▶ _AUSGEWÄHLTER AUSZUG_:
:::
Viel wichtiger ist aber die Tatsache, dass die jetzigen Regelungen die allgemeine Handlungsfreiheit einschränken. Das scheint etwas spitzfindiger zu sein und kann vielleicht auch den geübten Strategen im Bundeswirtschaftsministerium entgehen. Dabei ist es bei genauer Betrachtung auch gar nicht so kompliziert. Denn ein Eingriff in die allgemeine Handlungsfreiheit kann nur dann erfolgen, wenn Ursache und Wirkung miteinander zusammenhängen. Die bloße Behauptung, die solaren Eingenverbraucher würden sich aus der solidarischen Finanzierung der Energiewende verabschieden, greift da nicht. Denn es ist nicht der Zweck des EEG, die Energiewende solidarisch zu finanzieren, sondern die Energiewende an sich voran zu bringen. Der Hebel dafür ist, die Verursacher der klimaschädlichen Stromerzeugung derart zu belasten, dass sie auf klimafreundliche erneuerbare Energien umsteigen. Deshalb ist die Finanzierung auch bei den Netzbetreibern verankert. Dass diese die Kosten auf die Endverbraucher abwälzen können, unabhängig davon welchen Strom dieser bezieht, ist ohnehin eine fragwürdige Methode.
:::
▶ _KURZE ÜBUNG 1_: Schreibe die Zeilen der Rohdaten unverändert ab. Beginne mit der ersten Zeile der Rohdaten und höre nach der Zeile auf, die „prayer-time: 12:00 AM — [86, 163, 138, 177]“ enthält.

▶ _ROHDATEN_:
:::
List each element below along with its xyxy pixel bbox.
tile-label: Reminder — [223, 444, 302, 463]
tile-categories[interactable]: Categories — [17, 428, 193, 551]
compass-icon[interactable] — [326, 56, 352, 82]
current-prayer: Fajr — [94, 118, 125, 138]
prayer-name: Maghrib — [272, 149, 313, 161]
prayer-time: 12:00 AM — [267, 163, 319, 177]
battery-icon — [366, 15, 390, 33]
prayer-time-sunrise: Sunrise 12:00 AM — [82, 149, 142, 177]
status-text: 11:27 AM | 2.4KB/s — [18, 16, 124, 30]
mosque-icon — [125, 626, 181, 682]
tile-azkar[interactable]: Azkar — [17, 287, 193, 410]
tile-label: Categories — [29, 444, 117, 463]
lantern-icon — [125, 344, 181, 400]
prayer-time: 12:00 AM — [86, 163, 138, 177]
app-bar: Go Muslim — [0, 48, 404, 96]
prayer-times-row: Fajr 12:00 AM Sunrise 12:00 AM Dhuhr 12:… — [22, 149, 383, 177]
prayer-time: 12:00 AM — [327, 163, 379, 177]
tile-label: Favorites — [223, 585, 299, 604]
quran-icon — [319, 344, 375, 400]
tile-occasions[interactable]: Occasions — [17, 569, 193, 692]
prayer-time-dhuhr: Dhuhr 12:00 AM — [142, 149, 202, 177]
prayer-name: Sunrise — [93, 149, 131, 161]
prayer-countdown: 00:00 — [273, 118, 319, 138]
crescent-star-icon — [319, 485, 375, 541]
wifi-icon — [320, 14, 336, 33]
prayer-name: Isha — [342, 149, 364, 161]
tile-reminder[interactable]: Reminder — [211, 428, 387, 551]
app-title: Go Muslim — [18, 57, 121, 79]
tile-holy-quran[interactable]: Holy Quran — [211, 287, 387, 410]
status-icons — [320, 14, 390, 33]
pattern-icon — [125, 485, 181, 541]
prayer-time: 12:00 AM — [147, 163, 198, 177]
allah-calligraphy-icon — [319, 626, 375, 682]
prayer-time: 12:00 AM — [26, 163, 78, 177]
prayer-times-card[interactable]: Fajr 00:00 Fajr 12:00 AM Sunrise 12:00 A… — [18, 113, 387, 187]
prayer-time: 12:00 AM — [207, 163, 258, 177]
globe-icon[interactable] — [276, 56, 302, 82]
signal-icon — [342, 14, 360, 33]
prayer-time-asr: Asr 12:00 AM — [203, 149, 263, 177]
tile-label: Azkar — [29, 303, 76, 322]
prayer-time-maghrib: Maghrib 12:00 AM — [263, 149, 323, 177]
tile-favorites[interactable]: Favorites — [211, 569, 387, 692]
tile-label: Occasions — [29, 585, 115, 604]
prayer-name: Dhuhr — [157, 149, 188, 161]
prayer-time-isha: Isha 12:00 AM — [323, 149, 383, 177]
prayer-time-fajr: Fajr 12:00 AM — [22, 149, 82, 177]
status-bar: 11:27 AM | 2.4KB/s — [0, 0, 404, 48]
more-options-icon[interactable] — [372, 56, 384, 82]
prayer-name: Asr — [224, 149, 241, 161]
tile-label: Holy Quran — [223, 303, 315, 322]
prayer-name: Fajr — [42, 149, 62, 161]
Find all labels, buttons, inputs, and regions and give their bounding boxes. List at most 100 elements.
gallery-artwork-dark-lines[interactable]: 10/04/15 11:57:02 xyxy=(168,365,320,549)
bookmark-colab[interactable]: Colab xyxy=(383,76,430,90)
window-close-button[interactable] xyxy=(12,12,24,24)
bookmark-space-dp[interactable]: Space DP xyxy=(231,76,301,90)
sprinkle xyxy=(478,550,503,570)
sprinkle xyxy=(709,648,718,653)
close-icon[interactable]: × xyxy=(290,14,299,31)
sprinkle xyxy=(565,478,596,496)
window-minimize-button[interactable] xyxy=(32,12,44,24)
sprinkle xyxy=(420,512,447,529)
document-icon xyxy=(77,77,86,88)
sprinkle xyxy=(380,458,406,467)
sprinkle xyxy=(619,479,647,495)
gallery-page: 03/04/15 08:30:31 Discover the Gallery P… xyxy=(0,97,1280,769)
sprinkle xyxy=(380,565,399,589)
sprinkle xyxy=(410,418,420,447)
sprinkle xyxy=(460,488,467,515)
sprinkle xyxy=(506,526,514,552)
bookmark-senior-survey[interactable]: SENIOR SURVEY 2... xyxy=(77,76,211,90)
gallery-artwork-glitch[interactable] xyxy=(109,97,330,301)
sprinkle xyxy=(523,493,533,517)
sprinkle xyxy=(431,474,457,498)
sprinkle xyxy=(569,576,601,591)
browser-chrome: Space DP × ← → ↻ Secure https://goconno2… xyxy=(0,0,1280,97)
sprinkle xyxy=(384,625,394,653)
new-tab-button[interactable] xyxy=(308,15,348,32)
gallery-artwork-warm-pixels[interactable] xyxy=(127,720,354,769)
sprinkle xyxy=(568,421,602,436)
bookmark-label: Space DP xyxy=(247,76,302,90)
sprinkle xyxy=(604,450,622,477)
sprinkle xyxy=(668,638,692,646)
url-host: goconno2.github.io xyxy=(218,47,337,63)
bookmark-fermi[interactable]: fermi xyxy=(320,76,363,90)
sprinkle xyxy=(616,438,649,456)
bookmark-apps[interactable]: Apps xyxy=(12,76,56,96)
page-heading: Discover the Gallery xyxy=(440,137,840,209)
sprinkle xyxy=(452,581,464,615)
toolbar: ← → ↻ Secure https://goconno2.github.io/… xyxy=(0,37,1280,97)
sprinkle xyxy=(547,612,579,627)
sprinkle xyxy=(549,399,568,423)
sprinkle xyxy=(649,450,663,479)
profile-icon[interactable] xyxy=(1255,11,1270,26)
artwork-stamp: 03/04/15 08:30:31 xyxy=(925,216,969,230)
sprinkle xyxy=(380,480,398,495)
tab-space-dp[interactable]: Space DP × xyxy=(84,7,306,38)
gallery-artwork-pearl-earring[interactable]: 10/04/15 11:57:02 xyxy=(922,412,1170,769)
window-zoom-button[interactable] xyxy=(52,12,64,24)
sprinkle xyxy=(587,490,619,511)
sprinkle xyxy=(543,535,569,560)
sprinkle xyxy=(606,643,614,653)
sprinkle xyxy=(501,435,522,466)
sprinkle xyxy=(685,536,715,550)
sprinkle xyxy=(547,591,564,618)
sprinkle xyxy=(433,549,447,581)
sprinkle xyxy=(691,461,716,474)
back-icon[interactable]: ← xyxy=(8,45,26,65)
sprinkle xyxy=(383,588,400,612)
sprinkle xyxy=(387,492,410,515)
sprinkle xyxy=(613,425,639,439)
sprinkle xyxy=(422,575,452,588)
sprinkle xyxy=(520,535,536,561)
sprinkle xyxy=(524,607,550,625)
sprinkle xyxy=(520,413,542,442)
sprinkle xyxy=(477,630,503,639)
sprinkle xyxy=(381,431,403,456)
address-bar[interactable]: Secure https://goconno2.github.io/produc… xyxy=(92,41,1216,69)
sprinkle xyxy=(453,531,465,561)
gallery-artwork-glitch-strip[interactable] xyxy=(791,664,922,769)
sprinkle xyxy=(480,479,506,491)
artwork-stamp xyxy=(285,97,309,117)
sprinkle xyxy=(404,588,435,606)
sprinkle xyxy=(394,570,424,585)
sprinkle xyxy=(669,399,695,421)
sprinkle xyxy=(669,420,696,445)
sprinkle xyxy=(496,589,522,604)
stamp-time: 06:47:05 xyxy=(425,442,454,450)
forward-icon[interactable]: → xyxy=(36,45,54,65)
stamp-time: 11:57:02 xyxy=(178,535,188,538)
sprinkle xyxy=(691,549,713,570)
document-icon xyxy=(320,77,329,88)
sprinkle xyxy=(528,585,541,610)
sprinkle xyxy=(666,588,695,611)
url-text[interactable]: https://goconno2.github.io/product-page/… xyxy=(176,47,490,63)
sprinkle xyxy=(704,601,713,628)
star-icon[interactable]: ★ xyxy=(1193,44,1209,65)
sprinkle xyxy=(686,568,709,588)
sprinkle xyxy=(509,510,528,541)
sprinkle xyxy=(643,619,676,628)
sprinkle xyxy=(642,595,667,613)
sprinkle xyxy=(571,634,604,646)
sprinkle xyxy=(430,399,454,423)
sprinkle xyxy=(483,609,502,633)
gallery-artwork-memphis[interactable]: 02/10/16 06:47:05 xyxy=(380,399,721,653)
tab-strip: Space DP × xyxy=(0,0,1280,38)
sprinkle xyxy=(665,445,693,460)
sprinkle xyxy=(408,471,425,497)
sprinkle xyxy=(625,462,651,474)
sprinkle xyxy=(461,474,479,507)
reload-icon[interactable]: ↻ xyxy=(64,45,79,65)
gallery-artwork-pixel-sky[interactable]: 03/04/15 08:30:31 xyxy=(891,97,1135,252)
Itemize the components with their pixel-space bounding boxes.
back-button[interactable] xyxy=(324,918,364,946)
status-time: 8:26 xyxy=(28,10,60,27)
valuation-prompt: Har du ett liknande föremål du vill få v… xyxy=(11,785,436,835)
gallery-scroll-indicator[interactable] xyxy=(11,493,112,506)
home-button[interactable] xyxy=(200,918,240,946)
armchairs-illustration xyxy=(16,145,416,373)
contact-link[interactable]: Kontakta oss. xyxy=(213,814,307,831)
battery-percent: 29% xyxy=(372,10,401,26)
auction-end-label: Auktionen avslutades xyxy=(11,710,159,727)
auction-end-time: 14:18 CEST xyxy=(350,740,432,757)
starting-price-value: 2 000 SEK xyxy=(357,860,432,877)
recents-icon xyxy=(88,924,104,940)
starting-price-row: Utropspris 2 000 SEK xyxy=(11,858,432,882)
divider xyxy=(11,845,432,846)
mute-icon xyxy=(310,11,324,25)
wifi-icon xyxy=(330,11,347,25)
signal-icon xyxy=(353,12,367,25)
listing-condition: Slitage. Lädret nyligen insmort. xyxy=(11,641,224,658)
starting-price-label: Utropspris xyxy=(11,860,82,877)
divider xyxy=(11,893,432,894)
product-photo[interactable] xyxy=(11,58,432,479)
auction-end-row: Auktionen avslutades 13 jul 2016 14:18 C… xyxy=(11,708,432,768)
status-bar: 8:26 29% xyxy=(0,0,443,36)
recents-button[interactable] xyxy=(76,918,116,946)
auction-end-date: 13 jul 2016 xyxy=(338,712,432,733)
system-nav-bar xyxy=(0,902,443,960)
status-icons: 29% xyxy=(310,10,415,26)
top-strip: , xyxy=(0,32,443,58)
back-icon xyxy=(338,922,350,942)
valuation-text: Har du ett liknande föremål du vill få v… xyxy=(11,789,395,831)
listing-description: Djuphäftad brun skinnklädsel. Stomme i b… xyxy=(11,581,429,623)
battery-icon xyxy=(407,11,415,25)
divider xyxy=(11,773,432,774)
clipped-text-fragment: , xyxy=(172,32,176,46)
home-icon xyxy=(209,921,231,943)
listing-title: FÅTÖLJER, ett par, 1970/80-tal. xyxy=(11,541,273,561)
:::
▶ _KURZE ÜBUNG 2_: Führe den Auszug über das EEG und die Finanzierung der Energiewende im Anschluss an seinen letzten Satz weiter.

▶ _ANTWORT ZUR ÜBUNG 1_:
List each element below along with its xyxy pixel bbox.
tile-label: Reminder — [223, 444, 302, 463]
tile-categories[interactable]: Categories — [17, 428, 193, 551]
compass-icon[interactable] — [326, 56, 352, 82]
current-prayer: Fajr — [94, 118, 125, 138]
prayer-name: Maghrib — [272, 149, 313, 161]
prayer-time: 12:00 AM — [267, 163, 319, 177]
battery-icon — [366, 15, 390, 33]
prayer-time-sunrise: Sunrise 12:00 AM — [82, 149, 142, 177]
status-text: 11:27 AM | 2.4KB/s — [18, 16, 124, 30]
mosque-icon — [125, 626, 181, 682]
tile-azkar[interactable]: Azkar — [17, 287, 193, 410]
tile-label: Categories — [29, 444, 117, 463]
lantern-icon — [125, 344, 181, 400]
prayer-time: 12:00 AM — [86, 163, 138, 177]

▶ _ANTWORT ZUR ÜBUNG 2_:
Doch was macht der solare Eigenverbraucher? Er nimmt nicht an der klimaschädlichen Stromerzeugung teil und bekommt für seinen selbst verbrauchten Anteil des Stroms auch keine Förderung. Dabei ist es egal, wie groß seine Anlage ist oder wie viel des Solarstroms er selbst verbraucht. Er erfüllt dem Zweck des EEG. Das die solaren Selbstversorger trotzdem noch Strom aus dem öffentlichen Netz beziehen, ist längst kein Grund, den selbst erzeugten und verbrauchten Strom mit einer EEG-Umlage zu belasten. Denn auf den Strom aus dem Netz zahlt auch der Solaranlagenbetreiber die normale EEG-Umlage.

So klar die rechtlichen Begründungen sind, so unklar ist aber noch der Weg. Schließlich kann die Branche erst vor das Verfassungsgericht ziehen, wenn das Gesetz endgültig verabschiedet ist und nichts anderes mehr geht. Dann kann ein normales Hauptsacheverfahren durchaus bis zu zwei Jahre dauern. Auch kann der Verband selbst nicht klagen, sondern es muss ein konkret Geschädigter tun. Da bleibt noch viel strategische Arbeit. Aber es ist auch kein Selbstzweck, zu klagen, wie Carsten Körnig, Hauptgeschäftsführer des BSW Solar betont. Man hofft noch darauf, dass zumindest im Bundestag genügend vernünftige Abgeordnete sitzen, die dem Aushebeln der Energiewende durch Gabriel Einhalt gebieten. (Sven Ullrich)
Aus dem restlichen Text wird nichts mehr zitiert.